# TASK STATEMENT
Reproduce each line exactly, including spacing and punctuation.

# DATA PROVIDED

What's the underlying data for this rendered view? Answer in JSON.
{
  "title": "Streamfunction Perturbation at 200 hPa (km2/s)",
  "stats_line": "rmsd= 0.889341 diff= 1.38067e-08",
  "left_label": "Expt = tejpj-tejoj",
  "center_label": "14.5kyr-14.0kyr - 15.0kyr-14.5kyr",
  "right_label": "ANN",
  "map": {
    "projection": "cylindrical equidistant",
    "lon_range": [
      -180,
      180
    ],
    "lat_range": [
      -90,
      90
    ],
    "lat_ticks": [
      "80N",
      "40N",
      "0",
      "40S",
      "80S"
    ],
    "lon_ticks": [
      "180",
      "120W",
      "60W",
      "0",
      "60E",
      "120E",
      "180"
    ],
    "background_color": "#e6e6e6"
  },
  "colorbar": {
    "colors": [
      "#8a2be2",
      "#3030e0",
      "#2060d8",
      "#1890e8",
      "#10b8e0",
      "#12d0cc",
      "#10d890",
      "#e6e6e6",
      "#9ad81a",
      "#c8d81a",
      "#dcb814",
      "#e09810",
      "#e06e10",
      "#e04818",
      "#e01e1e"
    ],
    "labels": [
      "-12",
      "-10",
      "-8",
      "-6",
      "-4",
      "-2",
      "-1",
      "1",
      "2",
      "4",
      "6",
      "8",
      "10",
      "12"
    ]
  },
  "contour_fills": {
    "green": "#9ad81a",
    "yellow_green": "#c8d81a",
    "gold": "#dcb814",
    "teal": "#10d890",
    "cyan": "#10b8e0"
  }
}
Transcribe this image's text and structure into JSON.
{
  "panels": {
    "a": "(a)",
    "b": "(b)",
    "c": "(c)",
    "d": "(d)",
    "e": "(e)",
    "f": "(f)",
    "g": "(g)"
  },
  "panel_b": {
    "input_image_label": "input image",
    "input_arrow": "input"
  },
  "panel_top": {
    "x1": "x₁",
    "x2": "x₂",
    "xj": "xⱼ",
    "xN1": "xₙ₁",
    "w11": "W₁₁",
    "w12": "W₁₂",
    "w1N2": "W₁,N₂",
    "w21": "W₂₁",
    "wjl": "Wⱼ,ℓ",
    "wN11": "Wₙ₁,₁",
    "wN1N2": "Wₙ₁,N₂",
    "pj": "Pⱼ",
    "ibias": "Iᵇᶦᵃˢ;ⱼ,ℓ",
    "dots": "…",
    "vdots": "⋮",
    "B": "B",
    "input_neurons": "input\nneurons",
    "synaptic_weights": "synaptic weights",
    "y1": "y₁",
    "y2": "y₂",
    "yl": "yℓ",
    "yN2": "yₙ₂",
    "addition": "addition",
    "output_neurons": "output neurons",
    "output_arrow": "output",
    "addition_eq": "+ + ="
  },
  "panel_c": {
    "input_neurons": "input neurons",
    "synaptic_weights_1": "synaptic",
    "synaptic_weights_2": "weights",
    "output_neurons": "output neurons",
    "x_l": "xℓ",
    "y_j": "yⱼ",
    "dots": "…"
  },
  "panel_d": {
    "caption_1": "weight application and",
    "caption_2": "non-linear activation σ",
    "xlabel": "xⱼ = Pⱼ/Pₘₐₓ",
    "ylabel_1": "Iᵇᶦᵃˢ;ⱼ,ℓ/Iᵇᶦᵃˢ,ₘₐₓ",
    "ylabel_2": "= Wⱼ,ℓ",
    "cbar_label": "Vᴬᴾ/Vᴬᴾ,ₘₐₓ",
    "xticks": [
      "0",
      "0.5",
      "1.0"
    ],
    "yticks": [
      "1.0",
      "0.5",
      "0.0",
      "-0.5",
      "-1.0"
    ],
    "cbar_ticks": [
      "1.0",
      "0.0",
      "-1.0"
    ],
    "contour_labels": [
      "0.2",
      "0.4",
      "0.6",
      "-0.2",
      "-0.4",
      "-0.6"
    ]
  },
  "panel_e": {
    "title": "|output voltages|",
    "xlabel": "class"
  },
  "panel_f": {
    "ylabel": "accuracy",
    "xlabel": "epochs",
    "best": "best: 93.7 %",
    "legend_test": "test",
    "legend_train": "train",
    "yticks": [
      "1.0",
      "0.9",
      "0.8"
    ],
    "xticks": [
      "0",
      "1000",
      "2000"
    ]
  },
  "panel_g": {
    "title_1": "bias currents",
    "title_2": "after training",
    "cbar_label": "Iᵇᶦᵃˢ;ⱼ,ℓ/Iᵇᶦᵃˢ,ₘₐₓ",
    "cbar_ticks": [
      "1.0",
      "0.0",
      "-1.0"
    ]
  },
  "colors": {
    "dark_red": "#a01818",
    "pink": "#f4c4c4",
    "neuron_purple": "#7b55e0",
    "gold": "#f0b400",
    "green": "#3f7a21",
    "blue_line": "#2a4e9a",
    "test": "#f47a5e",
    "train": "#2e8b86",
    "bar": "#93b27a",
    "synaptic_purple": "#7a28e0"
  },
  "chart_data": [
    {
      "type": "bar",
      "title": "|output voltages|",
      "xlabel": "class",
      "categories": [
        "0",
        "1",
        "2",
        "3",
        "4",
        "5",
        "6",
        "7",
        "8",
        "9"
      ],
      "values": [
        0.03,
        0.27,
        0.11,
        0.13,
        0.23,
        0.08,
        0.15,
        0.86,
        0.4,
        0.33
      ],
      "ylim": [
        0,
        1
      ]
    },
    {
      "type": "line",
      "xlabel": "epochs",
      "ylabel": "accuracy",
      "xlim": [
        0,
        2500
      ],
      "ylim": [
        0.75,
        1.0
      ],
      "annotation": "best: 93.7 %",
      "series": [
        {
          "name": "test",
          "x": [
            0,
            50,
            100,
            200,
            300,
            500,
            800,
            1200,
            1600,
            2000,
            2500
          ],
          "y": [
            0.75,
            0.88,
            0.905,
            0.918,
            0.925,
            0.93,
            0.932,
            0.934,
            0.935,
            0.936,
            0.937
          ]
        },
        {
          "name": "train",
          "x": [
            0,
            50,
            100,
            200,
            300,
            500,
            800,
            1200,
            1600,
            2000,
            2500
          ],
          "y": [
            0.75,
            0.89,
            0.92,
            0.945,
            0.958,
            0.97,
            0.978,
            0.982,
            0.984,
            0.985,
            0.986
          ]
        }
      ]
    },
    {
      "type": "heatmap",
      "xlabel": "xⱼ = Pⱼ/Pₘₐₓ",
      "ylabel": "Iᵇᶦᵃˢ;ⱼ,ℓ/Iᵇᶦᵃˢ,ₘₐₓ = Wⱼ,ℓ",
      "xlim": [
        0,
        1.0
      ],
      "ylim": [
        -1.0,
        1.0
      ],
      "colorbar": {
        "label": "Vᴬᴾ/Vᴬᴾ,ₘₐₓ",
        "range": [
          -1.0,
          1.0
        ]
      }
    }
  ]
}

# FINAL ANSWER
What's the underlying data for this rendered view? Answer in JSON.
{
  "title": "Streamfunction Perturbation at 200 hPa (km2/s)",
  "stats_line": "rmsd= 0.889341 diff= 1.38067e-08",
  "left_label": "Expt = tejpj-tejoj",
  "center_label": "14.5kyr-14.0kyr - 15.0kyr-14.5kyr",
  "right_label": "ANN",
  "map": {
    "projection": "cylindrical equidistant",
    "lon_range": [
      -180,
      180
    ],
    "lat_range": [
      -90,
      90
    ],
    "lat_ticks": [
      "80N",
      "40N",
      "0",
      "40S",
      "80S"
    ],
    "lon_ticks": [
      "180",
      "120W",
      "60W",
      "0",
      "60E",
      "120E",
      "180"
    ],
    "background_color": "#e6e6e6"
  },
  "colorbar": {
    "colors": [
      "#8a2be2",
      "#3030e0",
      "#2060d8",
      "#1890e8",
      "#10b8e0",
      "#12d0cc",
      "#10d890",
      "#e6e6e6",
      "#9ad81a",
      "#c8d81a",
      "#dcb814",
      "#e09810",
      "#e06e10",
      "#e04818",
      "#e01e1e"
    ],
    "labels": [
      "-12",
      "-10",
      "-8",
      "-6",
      "-4",
      "-2",
      "-1",
      "1",
      "2",
      "4",
      "6",
      "8",
      "10",
      "12"
    ]
  },
  "contour_fills": {
    "green": "#9ad81a",
    "yellow_green": "#c8d81a",
    "gold": "#dcb814",
    "teal": "#10d890",
    "cyan": "#10b8e0"
  }
}
Transcribe this image's text and structure into JSON.
{
  "panels": {
    "a": "(a)",
    "b": "(b)",
    "c": "(c)",
    "d": "(d)",
    "e": "(e)",
    "f": "(f)",
    "g": "(g)"
  },
  "panel_b": {
    "input_image_label": "input image",
    "input_arrow": "input"
  },
  "panel_top": {
    "x1": "x₁",
    "x2": "x₂",
    "xj": "xⱼ",
    "xN1": "xₙ₁",
    "w11": "W₁₁",
    "w12": "W₁₂",
    "w1N2": "W₁,N₂",
    "w21": "W₂₁",
    "wjl": "Wⱼ,ℓ",
    "wN11": "Wₙ₁,₁",
    "wN1N2": "Wₙ₁,N₂",
    "pj": "Pⱼ",
    "ibias": "Iᵇᶦᵃˢ;ⱼ,ℓ",
    "dots": "…",
    "vdots": "⋮",
    "B": "B",
    "input_neurons": "input\nneurons",
    "synaptic_weights": "synaptic weights",
    "y1": "y₁",
    "y2": "y₂",
    "yl": "yℓ",
    "yN2": "yₙ₂",
    "addition": "addition",
    "output_neurons": "output neurons",
    "output_arrow": "output",
    "addition_eq": "+ + ="
  },
  "panel_c": {
    "input_neurons": "input neurons",
    "synaptic_weights_1": "synaptic",
    "synaptic_weights_2": "weights",
    "output_neurons": "output neurons",
    "x_l": "xℓ",
    "y_j": "yⱼ",
    "dots": "…"
  },
  "panel_d": {
    "caption_1": "weight application and",
    "caption_2": "non-linear activation σ",
    "xlabel": "xⱼ = Pⱼ/Pₘₐₓ",
    "ylabel_1": "Iᵇᶦᵃˢ;ⱼ,ℓ/Iᵇᶦᵃˢ,ₘₐₓ",
    "ylabel_2": "= Wⱼ,ℓ",
    "cbar_label": "Vᴬᴾ/Vᴬᴾ,ₘₐₓ",
    "xticks": [
      "0",
      "0.5",
      "1.0"
    ],
    "yticks": [
      "1.0",
      "0.5",
      "0.0",
      "-0.5",
      "-1.0"
    ],
    "cbar_ticks": [
      "1.0",
      "0.0",
      "-1.0"
    ],
    "contour_labels": [
      "0.2",
      "0.4",
      "0.6",
      "-0.2",
      "-0.4",
      "-0.6"
    ]
  },
  "panel_e": {
    "title": "|output voltages|",
    "xlabel": "class"
  },
  "panel_f": {
    "ylabel": "accuracy",
    "xlabel": "epochs",
    "best": "best: 93.7 %",
    "legend_test": "test",
    "legend_train": "train",
    "yticks": [
      "1.0",
      "0.9",
      "0.8"
    ],
    "xticks": [
      "0",
      "1000",
      "2000"
    ]
  },
  "panel_g": {
    "title_1": "bias currents",
    "title_2": "after training",
    "cbar_label": "Iᵇᶦᵃˢ;ⱼ,ℓ/Iᵇᶦᵃˢ,ₘₐₓ",
    "cbar_ticks": [
      "1.0",
      "0.0",
      "-1.0"
    ]
  },
  "colors": {
    "dark_red": "#a01818",
    "pink": "#f4c4c4",
    "neuron_purple": "#7b55e0",
    "gold": "#f0b400",
    "green": "#3f7a21",
    "blue_line": "#2a4e9a",
    "test": "#f47a5e",
    "train": "#2e8b86",
    "bar": "#93b27a",
    "synaptic_purple": "#7a28e0"
  },
  "chart_data": [
    {
      "type": "bar",
      "title": "|output voltages|",
      "xlabel": "class",
      "categories": [
        "0",
        "1",
        "2",
        "3",
        "4",
        "5",
        "6",
        "7",
        "8",
        "9"
      ],
      "values": [
        0.03,
        0.27,
        0.11,
        0.13,
        0.23,
        0.08,
        0.15,
        0.86,
        0.4,
        0.33
      ],
      "ylim": [
        0,
        1
      ]
    },
    {
      "type": "line",
      "xlabel": "epochs",
      "ylabel": "accuracy",
      "xlim": [
        0,
        2500
      ],
      "ylim": [
        0.75,
        1.0
      ],
      "annotation": "best: 93.7 %",
      "series": [
        {
          "name": "test",
          "x": [
            0,
            50,
            100,
            200,
            300,
            500,
            800,
            1200,
            1600,
            2000,
            2500
          ],
          "y": [
            0.75,
            0.88,
            0.905,
            0.918,
            0.925,
            0.93,
            0.932,
            0.934,
            0.935,
            0.936,
            0.937
          ]
        },
        {
          "name": "train",
          "x": [
            0,
            50,
            100,
            200,
            300,
            500,
            800,
            1200,
            1600,
            2000,
            2500
          ],
          "y": [
            0.75,
            0.89,
            0.92,
            0.945,
            0.958,
            0.97,
            0.978,
            0.982,
            0.984,
            0.985,
            0.986
          ]
        }
      ]
    },
    {
      "type": "heatmap",
      "xlabel": "xⱼ = Pⱼ/Pₘₐₓ",
      "ylabel": "Iᵇᶦᵃˢ;ⱼ,ℓ/Iᵇᶦᵃˢ,ₘₐₓ = Wⱼ,ℓ",
      "xlim": [
        0,
        1.0
      ],
      "ylim": [
        -1.0,
        1.0
      ],
      "colorbar": {
        "label": "Vᴬᴾ/Vᴬᴾ,ₘₐₓ",
        "range": [
          -1.0,
          1.0
        ]
      }
    }
  ]
}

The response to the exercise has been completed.